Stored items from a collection
►

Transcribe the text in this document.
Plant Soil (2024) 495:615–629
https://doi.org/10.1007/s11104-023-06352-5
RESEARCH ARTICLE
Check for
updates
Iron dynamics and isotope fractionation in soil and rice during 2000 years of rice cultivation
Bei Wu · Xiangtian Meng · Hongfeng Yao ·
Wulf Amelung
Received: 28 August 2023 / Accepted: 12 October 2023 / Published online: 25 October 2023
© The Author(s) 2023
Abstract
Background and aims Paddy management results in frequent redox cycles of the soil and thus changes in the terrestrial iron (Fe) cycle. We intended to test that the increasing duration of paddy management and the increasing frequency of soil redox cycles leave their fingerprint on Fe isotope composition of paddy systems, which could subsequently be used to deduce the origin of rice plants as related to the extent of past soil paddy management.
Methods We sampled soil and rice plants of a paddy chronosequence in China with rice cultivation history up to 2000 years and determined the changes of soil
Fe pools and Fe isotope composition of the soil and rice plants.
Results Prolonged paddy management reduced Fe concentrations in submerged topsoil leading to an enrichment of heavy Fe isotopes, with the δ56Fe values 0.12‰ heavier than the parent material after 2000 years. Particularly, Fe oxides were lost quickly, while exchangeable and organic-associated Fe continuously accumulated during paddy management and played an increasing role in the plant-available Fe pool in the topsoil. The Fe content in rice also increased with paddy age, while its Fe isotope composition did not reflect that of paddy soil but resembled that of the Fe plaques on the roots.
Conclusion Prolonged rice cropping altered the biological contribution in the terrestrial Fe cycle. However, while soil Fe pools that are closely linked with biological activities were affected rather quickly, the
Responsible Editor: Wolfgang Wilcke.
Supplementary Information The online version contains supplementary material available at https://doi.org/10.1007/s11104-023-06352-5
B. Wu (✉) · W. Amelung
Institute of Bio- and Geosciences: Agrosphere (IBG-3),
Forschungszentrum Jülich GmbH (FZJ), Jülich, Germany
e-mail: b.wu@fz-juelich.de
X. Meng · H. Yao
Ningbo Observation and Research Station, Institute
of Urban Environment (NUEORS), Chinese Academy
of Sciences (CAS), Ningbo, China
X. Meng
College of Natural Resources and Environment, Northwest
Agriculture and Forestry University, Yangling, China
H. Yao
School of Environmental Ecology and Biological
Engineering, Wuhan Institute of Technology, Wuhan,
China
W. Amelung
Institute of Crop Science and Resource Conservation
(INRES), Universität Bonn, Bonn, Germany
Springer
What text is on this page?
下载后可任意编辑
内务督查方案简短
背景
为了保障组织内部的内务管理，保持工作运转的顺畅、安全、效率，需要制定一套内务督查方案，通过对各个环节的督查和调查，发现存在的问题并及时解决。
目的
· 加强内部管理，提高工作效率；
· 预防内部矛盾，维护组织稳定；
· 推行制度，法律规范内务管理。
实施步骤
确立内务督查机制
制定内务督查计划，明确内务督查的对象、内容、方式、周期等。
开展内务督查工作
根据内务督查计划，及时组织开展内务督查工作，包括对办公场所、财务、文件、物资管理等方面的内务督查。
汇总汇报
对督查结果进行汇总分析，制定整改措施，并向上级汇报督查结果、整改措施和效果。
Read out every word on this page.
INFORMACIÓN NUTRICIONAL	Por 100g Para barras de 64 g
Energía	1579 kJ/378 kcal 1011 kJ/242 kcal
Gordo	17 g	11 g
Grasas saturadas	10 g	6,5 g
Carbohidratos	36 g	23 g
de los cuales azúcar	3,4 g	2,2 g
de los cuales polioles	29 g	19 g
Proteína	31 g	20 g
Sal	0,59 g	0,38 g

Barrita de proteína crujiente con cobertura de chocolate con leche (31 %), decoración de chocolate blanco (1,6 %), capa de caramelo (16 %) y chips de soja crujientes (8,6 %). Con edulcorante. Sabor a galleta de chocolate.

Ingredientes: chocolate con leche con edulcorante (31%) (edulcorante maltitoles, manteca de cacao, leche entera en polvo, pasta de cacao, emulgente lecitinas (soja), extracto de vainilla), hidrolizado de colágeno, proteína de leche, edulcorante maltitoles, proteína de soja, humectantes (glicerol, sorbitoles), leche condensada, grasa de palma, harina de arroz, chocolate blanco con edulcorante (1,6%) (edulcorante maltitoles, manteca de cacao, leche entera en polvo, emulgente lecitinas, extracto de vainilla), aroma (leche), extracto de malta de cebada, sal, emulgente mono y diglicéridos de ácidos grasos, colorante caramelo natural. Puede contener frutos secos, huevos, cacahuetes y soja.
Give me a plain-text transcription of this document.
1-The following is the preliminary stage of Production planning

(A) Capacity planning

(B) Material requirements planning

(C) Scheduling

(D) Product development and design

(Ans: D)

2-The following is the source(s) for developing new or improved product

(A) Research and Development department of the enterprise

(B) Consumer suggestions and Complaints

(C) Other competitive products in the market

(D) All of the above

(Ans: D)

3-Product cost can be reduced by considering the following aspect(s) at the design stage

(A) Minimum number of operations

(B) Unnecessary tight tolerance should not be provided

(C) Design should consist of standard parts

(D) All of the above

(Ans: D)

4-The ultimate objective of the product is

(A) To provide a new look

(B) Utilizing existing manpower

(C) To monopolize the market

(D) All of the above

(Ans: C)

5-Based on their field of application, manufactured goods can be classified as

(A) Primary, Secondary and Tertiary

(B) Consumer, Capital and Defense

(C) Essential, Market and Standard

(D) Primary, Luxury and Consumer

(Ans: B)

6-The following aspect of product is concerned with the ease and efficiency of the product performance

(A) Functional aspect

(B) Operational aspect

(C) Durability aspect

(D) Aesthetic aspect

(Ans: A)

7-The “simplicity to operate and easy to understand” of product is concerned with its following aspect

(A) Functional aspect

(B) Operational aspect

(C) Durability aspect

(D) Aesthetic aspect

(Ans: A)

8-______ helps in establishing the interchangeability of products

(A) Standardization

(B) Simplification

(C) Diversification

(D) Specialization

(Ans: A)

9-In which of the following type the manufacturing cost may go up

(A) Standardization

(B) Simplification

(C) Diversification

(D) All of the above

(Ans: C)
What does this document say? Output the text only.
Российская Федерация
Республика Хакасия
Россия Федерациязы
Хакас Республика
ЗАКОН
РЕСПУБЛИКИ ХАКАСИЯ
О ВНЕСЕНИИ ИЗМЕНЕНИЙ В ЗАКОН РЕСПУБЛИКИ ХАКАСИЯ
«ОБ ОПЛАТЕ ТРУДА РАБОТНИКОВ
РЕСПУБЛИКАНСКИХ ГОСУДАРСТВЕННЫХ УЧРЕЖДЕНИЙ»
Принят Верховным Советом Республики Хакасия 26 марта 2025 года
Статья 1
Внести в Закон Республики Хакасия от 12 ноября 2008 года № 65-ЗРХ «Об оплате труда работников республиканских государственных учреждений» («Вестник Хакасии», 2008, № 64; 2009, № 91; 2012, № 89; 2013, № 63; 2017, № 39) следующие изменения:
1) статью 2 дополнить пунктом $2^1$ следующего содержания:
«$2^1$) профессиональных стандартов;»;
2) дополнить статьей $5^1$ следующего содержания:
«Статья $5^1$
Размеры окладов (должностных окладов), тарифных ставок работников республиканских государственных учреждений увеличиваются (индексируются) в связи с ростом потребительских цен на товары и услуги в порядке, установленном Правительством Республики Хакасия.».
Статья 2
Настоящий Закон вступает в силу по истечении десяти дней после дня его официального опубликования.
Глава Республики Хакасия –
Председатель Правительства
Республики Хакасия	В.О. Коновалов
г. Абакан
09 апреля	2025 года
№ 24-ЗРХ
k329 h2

◄

— TASK —
Transcribe the material above in its entirety. Match it exactly.

— RESULT OF THE EXERCISE —
Transcribe the text in this document.
Plant Soil (2024) 495:615–629
https://doi.org/10.1007/s11104-023-06352-5
RESEARCH ARTICLE
Check for
updates
Iron dynamics and isotope fractionation in soil and rice during 2000 years of rice cultivation
Bei Wu · Xiangtian Meng · Hongfeng Yao ·
Wulf Amelung
Received: 28 August 2023 / Accepted: 12 October 2023 / Published online: 25 October 2023
© The Author(s) 2023
Abstract
Background and aims Paddy management results in frequent redox cycles of the soil and thus changes in the terrestrial iron (Fe) cycle. We intended to test that the increasing duration of paddy management and the increasing frequency of soil redox cycles leave their fingerprint on Fe isotope composition of paddy systems, which could subsequently be used to deduce the origin of rice plants as related to the extent of past soil paddy management.
Methods We sampled soil and rice plants of a paddy chronosequence in China with rice cultivation history up to 2000 years and determined the changes of soil
Fe pools and Fe isotope composition of the soil and rice plants.
Results Prolonged paddy management reduced Fe concentrations in submerged topsoil leading to an enrichment of heavy Fe isotopes, with the δ56Fe values 0.12‰ heavier than the parent material after 2000 years. Particularly, Fe oxides were lost quickly, while exchangeable and organic-associated Fe continuously accumulated during paddy management and played an increasing role in the plant-available Fe pool in the topsoil. The Fe content in rice also increased with paddy age, while its Fe isotope composition did not reflect that of paddy soil but resembled that of the Fe plaques on the roots.
Conclusion Prolonged rice cropping altered the biological contribution in the terrestrial Fe cycle. However, while soil Fe pools that are closely linked with biological activities were affected rather quickly, the
Responsible Editor: Wolfgang Wilcke.
Supplementary Information The online version contains supplementary material available at https://doi.org/10.1007/s11104-023-06352-5
B. Wu (✉) · W. Amelung
Institute of Bio- and Geosciences: Agrosphere (IBG-3),
Forschungszentrum Jülich GmbH (FZJ), Jülich, Germany
e-mail: b.wu@fz-juelich.de
X. Meng · H. Yao
Ningbo Observation and Research Station, Institute
of Urban Environment (NUEORS), Chinese Academy
of Sciences (CAS), Ningbo, China
X. Meng
College of Natural Resources and Environment, Northwest
Agriculture and Forestry University, Yangling, China
H. Yao
School of Environmental Ecology and Biological
Engineering, Wuhan Institute of Technology, Wuhan,
China
W. Amelung
Institute of Crop Science and Resource Conservation
(INRES), Universität Bonn, Bonn, Germany
Springer
What text is on this page?
下载后可任意编辑
内务督查方案简短
背景
为了保障组织内部的内务管理，保持工作运转的顺畅、安全、效率，需要制定一套内务督查方案，通过对各个环节的督查和调查，发现存在的问题并及时解决。
目的
· 加强内部管理，提高工作效率；
· 预防内部矛盾，维护组织稳定；
· 推行制度，法律规范内务管理。
实施步骤
确立内务督查机制
制定内务督查计划，明确内务督查的对象、内容、方式、周期等。
开展内务督查工作
根据内务督查计划，及时组织开展内务督查工作，包括对办公场所、财务、文件、物资管理等方面的内务督查。
汇总汇报
对督查结果进行汇总分析，制定整改措施，并向上级汇报督查结果、整改措施和效果。
Read out every word on this page.
INFORMACIÓN NUTRICIONAL	Por 100g Para barras de 64 g
Energía	1579 kJ/378 kcal 1011 kJ/242 kcal
Gordo	17 g	11 g
Grasas saturadas	10 g	6,5 g
Carbohidratos	36 g	23 g
de los cuales azúcar	3,4 g	2,2 g
de los cuales polioles	29 g	19 g
Proteína	31 g	20 g
Sal	0,59 g	0,38 g

Barrita de proteína crujiente con cobertura de chocolate con leche (31 %), decoración de chocolate blanco (1,6 %), capa de caramelo (16 %) y chips de soja crujientes (8,6 %). Con edulcorante. Sabor a galleta de chocolate.

Ingredientes: chocolate con leche con edulcorante (31%) (edulcorante maltitoles, manteca de cacao, leche entera en polvo, pasta de cacao, emulgente lecitinas (soja), extracto de vainilla), hidrolizado de colágeno, proteína de leche, edulcorante maltitoles, proteína de soja, humectantes (glicerol, sorbitoles), leche condensada, grasa de palma, harina de arroz, chocolate blanco con edulcorante (1,6%) (edulcorante maltitoles, manteca de cacao, leche entera en polvo, emulgente lecitinas, extracto de vainilla), aroma (leche), extracto de malta de cebada, sal, emulgente mono y diglicéridos de ácidos grasos, colorante caramelo natural. Puede contener frutos secos, huevos, cacahuetes y soja.
Give me a plain-text transcription of this document.
1-The following is the preliminary stage of Production planning

(A) Capacity planning

(B) Material requirements planning

(C) Scheduling

(D) Product development and design

(Ans: D)

2-The following is the source(s) for developing new or improved product

(A) Research and Development department of the enterprise

(B) Consumer suggestions and Complaints

(C) Other competitive products in the market

(D) All of the above

(Ans: D)

3-Product cost can be reduced by considering the following aspect(s) at the design stage

(A) Minimum number of operations

(B) Unnecessary tight tolerance should not be provided

(C) Design should consist of standard parts

(D) All of the above

(Ans: D)

4-The ultimate objective of the product is

(A) To provide a new look

(B) Utilizing existing manpower

(C) To monopolize the market

(D) All of the above

(Ans: C)

5-Based on their field of application, manufactured goods can be classified as

(A) Primary, Secondary and Tertiary

(B) Consumer, Capital and Defense

(C) Essential, Market and Standard

(D) Primary, Luxury and Consumer

(Ans: B)

6-The following aspect of product is concerned with the ease and efficiency of the product performance

(A) Functional aspect

(B) Operational aspect

(C) Durability aspect

(D) Aesthetic aspect

(Ans: A)

7-The “simplicity to operate and easy to understand” of product is concerned with its following aspect

(A) Functional aspect

(B) Operational aspect

(C) Durability aspect

(D) Aesthetic aspect

(Ans: A)

8-______ helps in establishing the interchangeability of products

(A) Standardization

(B) Simplification

(C) Diversification

(D) Specialization

(Ans: A)

9-In which of the following type the manufacturing cost may go up

(A) Standardization

(B) Simplification

(C) Diversification

(D) All of the above

(Ans: C)
What does this document say? Output the text only.
Российская Федерация
Республика Хакасия
Россия Федерациязы
Хакас Республика
ЗАКОН
РЕСПУБЛИКИ ХАКАСИЯ
О ВНЕСЕНИИ ИЗМЕНЕНИЙ В ЗАКОН РЕСПУБЛИКИ ХАКАСИЯ
«ОБ ОПЛАТЕ ТРУДА РАБОТНИКОВ
РЕСПУБЛИКАНСКИХ ГОСУДАРСТВЕННЫХ УЧРЕЖДЕНИЙ»
Принят Верховным Советом Республики Хакасия 26 марта 2025 года
Статья 1
Внести в Закон Республики Хакасия от 12 ноября 2008 года № 65-ЗРХ «Об оплате труда работников республиканских государственных учреждений» («Вестник Хакасии», 2008, № 64; 2009, № 91; 2012, № 89; 2013, № 63; 2017, № 39) следующие изменения:
1) статью 2 дополнить пунктом $2^1$ следующего содержания:
«$2^1$) профессиональных стандартов;»;
2) дополнить статьей $5^1$ следующего содержания:
«Статья $5^1$
Размеры окладов (должностных окладов), тарифных ставок работников республиканских государственных учреждений увеличиваются (индексируются) в связи с ростом потребительских цен на товары и услуги в порядке, установленном Правительством Республики Хакасия.».
Статья 2
Настоящий Закон вступает в силу по истечении десяти дней после дня его официального опубликования.
Глава Республики Хакасия –
Председатель Правительства
Республики Хакасия	В.О. Коновалов
г. Абакан
09 апреля	2025 года
№ 24-ЗРХ
k329 h2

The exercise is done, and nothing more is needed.